(Saved data entries)
╔══
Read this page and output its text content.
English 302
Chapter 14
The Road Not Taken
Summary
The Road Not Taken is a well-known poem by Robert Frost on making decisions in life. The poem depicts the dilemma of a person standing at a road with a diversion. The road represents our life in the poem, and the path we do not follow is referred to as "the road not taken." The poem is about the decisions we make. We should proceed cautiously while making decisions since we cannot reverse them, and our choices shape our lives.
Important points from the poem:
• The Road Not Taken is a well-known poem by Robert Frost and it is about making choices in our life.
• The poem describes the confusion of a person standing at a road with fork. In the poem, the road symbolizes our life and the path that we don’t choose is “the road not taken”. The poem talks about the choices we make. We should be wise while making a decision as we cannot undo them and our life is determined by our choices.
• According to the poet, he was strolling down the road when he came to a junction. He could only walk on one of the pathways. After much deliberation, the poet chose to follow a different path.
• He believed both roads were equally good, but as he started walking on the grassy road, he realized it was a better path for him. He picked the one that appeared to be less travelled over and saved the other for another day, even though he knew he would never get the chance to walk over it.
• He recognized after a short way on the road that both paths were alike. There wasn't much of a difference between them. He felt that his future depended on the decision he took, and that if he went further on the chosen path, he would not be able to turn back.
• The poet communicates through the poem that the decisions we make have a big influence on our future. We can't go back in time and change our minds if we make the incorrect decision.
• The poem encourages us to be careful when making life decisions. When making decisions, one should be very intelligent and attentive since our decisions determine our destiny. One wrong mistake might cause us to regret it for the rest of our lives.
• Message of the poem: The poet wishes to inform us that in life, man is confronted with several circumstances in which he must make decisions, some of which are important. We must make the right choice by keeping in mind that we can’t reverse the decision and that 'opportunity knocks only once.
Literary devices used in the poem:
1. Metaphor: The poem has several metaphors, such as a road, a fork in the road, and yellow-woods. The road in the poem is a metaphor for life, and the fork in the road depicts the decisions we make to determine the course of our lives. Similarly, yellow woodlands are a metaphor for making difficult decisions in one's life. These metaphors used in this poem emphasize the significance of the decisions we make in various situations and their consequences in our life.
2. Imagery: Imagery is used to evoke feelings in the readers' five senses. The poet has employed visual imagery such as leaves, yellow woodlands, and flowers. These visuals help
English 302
╚══
» Prompt:
From the data above, extract every line in its exact form.

» Output of the exercise:
Read this page and output its text content.
English 302
Chapter 14
The Road Not Taken
Summary
The Road Not Taken is a well-known poem by Robert Frost on making decisions in life. The poem depicts the dilemma of a person standing at a road with a diversion. The road represents our life in the poem, and the path we do not follow is referred to as "the road not taken." The poem is about the decisions we make. We should proceed cautiously while making decisions since we cannot reverse them, and our choices shape our lives.
Important points from the poem:
• The Road Not Taken is a well-known poem by Robert Frost and it is about making choices in our life.
• The poem describes the confusion of a person standing at a road with fork. In the poem, the road symbolizes our life and the path that we don’t choose is “the road not taken”. The poem talks about the choices we make. We should be wise while making a decision as we cannot undo them and our life is determined by our choices.
• According to the poet, he was strolling down the road when he came to a junction. He could only walk on one of the pathways. After much deliberation, the poet chose to follow a different path.
• He believed both roads were equally good, but as he started walking on the grassy road, he realized it was a better path for him. He picked the one that appeared to be less travelled over and saved the other for another day, even though he knew he would never get the chance to walk over it.
• He recognized after a short way on the road that both paths were alike. There wasn't much of a difference between them. He felt that his future depended on the decision he took, and that if he went further on the chosen path, he would not be able to turn back.
• The poet communicates through the poem that the decisions we make have a big influence on our future. We can't go back in time and change our minds if we make the incorrect decision.
• The poem encourages us to be careful when making life decisions. When making decisions, one should be very intelligent and attentive since our decisions determine our destiny. One wrong mistake might cause us to regret it for the rest of our lives.
• Message of the poem: The poet wishes to inform us that in life, man is confronted with several circumstances in which he must make decisions, some of which are important. We must make the right choice by keeping in mind that we can’t reverse the decision and that 'opportunity knocks only once.
Literary devices used in the poem:
1. Metaphor: The poem has several metaphors, such as a road, a fork in the road, and yellow-woods. The road in the poem is a metaphor for life, and the fork in the road depicts the decisions we make to determine the course of our lives. Similarly, yellow woodlands are a metaphor for making difficult decisions in one's life. These metaphors used in this poem emphasize the significance of the decisions we make in various situations and their consequences in our life.
2. Imagery: Imagery is used to evoke feelings in the readers' five senses. The poet has employed visual imagery such as leaves, yellow woodlands, and flowers. These visuals help
English 302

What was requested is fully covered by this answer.